### Problem statement
Reproduce the material unchanged, from its beginning through the line that contains "chart-title: Scale of".

*** Data records

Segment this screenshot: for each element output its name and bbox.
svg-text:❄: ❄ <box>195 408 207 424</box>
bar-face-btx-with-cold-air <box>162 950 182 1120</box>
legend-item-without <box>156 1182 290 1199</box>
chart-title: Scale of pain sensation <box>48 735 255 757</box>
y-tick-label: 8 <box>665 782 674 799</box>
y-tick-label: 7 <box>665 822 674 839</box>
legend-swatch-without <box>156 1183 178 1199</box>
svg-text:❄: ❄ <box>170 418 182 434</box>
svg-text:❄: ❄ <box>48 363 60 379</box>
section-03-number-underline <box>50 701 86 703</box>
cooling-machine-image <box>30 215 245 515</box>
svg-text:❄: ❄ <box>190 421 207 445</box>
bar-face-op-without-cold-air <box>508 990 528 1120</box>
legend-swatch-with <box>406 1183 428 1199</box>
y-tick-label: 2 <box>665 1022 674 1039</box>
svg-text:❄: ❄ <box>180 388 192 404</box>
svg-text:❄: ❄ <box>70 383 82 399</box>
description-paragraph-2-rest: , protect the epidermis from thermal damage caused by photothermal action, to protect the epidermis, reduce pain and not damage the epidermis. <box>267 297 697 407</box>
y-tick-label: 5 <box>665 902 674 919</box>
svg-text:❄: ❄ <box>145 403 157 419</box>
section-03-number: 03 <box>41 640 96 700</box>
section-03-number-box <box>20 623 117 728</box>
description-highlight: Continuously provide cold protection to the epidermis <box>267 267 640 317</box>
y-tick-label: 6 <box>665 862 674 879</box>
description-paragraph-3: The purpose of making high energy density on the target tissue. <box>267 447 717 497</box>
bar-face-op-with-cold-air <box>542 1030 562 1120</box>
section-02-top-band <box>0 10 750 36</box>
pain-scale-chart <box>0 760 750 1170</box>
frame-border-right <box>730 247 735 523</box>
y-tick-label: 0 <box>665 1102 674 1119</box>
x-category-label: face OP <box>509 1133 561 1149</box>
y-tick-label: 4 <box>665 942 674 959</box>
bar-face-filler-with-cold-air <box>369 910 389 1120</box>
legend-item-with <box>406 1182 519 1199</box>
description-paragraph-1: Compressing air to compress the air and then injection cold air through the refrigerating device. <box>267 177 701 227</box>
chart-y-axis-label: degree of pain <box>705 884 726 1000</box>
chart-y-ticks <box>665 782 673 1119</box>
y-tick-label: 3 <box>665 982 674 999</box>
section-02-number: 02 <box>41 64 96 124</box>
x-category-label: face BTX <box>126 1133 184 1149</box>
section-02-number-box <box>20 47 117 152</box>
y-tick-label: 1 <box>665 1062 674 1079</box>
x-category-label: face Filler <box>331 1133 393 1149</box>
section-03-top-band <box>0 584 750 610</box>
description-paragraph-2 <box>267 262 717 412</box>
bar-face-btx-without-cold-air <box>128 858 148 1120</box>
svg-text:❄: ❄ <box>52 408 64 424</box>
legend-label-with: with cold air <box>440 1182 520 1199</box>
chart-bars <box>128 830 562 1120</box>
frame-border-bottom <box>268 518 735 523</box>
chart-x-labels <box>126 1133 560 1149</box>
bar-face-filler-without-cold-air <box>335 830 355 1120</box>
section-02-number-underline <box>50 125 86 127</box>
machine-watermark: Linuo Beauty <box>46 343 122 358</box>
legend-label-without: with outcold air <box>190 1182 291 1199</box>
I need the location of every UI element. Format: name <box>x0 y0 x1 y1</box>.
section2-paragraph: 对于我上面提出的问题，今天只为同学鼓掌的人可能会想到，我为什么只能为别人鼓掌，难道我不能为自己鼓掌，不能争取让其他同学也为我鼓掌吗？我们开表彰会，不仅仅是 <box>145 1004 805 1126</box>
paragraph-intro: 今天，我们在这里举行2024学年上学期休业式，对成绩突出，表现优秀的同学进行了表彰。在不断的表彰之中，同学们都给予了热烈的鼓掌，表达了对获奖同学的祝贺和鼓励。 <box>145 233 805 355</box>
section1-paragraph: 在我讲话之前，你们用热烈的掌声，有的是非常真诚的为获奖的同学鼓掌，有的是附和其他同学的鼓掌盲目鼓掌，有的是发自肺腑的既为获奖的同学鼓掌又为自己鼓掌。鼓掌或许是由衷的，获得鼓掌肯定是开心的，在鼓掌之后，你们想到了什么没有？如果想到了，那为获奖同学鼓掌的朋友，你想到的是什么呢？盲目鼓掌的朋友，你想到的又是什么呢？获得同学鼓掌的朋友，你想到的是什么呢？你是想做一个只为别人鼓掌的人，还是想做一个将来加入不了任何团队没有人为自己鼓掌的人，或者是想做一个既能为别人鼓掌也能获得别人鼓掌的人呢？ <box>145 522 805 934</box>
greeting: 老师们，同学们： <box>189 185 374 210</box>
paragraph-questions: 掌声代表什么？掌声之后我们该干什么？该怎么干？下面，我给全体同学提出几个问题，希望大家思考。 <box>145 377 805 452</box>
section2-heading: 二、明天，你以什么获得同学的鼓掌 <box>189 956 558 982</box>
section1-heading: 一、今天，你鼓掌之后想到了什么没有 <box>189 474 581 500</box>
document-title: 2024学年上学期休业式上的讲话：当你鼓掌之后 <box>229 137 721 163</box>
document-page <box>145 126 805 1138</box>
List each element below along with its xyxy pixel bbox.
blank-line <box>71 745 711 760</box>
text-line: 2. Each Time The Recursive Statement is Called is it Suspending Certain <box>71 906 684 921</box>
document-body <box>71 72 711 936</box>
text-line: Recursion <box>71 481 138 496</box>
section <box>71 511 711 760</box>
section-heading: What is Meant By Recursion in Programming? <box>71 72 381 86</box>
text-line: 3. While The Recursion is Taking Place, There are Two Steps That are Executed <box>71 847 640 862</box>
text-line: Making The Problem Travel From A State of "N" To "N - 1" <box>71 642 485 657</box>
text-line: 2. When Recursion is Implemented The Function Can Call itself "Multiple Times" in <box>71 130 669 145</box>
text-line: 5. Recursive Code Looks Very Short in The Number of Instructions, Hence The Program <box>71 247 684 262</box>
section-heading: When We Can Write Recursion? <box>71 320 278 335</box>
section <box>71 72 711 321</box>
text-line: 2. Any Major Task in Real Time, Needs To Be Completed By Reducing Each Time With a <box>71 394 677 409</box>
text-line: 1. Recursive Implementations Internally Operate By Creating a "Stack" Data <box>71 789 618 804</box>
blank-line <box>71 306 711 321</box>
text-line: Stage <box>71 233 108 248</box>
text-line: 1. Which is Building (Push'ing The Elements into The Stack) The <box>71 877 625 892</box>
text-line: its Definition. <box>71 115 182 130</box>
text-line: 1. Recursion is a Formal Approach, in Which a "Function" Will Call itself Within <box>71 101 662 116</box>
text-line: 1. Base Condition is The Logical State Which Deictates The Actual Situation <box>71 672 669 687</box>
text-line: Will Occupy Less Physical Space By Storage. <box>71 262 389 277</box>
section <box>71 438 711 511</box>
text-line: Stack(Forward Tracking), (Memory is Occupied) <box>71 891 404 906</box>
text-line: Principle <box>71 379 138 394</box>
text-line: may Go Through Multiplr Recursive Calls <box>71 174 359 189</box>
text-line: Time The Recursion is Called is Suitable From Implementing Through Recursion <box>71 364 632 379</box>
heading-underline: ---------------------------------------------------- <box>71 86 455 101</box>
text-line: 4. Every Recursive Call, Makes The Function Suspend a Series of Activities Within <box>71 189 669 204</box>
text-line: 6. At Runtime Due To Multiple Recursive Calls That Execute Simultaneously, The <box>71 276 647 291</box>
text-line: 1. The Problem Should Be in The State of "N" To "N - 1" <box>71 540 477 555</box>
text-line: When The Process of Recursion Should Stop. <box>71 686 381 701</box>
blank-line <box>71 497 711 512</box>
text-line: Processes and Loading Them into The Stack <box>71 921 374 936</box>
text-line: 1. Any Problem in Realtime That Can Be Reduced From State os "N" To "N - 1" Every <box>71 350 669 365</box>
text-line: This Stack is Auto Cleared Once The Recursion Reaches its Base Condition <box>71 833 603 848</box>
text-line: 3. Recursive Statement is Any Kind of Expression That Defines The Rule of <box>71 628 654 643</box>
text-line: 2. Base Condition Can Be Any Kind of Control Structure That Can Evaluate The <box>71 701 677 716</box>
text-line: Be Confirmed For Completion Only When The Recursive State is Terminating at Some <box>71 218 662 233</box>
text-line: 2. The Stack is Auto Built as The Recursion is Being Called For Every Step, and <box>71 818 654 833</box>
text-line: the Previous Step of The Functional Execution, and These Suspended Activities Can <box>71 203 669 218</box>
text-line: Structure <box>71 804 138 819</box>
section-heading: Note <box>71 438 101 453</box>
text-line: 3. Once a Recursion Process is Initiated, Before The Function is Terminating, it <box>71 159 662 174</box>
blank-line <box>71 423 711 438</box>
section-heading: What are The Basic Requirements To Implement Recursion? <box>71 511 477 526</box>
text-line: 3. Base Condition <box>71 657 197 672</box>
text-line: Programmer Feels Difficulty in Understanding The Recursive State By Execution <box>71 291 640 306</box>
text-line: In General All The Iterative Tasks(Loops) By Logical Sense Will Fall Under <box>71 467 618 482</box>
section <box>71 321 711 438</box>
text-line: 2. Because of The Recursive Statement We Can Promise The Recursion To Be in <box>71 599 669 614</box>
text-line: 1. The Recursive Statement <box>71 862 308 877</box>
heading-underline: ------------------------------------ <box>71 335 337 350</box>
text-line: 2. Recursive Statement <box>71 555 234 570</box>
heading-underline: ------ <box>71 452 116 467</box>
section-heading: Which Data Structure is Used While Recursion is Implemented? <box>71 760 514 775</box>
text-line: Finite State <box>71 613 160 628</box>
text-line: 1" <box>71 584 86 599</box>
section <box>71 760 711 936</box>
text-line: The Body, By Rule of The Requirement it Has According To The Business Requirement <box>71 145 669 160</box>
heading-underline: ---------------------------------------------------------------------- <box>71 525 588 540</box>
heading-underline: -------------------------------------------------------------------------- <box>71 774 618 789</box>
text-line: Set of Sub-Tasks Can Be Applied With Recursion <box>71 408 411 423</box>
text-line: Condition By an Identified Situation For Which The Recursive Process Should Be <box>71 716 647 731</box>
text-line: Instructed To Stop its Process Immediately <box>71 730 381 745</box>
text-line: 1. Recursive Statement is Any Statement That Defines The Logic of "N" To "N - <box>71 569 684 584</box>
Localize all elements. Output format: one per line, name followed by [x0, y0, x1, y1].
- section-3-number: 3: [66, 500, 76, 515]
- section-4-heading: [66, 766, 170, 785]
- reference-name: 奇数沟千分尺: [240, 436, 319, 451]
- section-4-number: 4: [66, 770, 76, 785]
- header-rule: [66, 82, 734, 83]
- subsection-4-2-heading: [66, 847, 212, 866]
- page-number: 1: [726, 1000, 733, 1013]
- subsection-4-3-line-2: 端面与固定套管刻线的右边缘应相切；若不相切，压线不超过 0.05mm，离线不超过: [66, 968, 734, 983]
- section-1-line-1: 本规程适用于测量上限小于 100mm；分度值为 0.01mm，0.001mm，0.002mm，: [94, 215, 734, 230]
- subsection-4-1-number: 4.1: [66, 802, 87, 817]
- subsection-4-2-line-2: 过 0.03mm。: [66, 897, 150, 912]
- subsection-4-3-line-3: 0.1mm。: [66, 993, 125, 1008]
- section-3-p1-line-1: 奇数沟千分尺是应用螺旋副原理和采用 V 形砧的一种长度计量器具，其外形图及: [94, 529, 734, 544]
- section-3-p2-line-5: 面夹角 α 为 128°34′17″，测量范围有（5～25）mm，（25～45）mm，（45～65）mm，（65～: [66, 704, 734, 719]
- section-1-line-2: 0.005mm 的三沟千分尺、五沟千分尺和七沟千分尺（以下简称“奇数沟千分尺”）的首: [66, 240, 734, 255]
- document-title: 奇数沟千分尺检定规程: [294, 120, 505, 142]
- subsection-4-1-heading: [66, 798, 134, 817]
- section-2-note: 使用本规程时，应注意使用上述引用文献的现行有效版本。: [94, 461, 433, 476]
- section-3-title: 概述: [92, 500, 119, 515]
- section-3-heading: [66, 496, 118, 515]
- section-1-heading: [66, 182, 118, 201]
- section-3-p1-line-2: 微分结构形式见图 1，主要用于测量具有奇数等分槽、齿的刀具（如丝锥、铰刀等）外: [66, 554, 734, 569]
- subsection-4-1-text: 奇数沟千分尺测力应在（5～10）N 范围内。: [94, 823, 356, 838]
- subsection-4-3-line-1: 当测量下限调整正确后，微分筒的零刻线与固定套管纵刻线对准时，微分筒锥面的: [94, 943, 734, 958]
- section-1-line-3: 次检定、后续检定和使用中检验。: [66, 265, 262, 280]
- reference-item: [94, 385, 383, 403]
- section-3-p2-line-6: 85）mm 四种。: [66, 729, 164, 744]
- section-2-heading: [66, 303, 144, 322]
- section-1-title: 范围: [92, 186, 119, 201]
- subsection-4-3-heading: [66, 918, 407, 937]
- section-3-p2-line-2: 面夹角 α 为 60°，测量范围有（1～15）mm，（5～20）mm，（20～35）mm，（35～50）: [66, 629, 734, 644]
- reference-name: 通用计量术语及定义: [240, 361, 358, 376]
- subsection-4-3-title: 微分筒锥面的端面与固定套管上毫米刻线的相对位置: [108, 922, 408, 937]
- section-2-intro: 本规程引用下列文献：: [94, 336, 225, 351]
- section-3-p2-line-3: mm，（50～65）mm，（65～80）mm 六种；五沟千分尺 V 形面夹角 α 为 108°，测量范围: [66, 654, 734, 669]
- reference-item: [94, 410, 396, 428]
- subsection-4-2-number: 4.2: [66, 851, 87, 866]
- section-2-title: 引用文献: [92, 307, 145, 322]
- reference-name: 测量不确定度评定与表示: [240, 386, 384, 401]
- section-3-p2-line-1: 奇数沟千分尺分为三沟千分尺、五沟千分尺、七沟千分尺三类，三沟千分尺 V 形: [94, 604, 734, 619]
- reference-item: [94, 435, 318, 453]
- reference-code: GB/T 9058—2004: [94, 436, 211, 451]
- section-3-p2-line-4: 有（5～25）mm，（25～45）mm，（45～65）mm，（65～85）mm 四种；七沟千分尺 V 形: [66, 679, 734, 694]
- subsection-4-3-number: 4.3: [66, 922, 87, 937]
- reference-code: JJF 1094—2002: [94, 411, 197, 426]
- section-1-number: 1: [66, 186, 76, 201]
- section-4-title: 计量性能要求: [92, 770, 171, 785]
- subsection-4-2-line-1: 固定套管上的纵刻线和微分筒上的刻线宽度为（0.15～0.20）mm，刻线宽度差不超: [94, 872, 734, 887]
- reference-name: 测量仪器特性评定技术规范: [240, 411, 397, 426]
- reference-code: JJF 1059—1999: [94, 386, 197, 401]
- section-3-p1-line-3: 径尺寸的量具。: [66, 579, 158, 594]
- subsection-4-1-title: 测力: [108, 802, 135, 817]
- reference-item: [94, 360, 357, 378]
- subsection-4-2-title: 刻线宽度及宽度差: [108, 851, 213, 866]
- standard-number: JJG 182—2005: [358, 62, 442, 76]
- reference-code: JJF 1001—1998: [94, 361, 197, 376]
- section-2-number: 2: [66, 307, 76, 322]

******

### The reply
Segment this screenshot: for each element output its name and bbox.
svg-text:❄: ❄ <box>195 408 207 424</box>
bar-face-btx-with-cold-air <box>162 950 182 1120</box>
legend-item-without <box>156 1182 290 1199</box>
chart-title: Scale of pain sensation <box>48 735 255 757</box>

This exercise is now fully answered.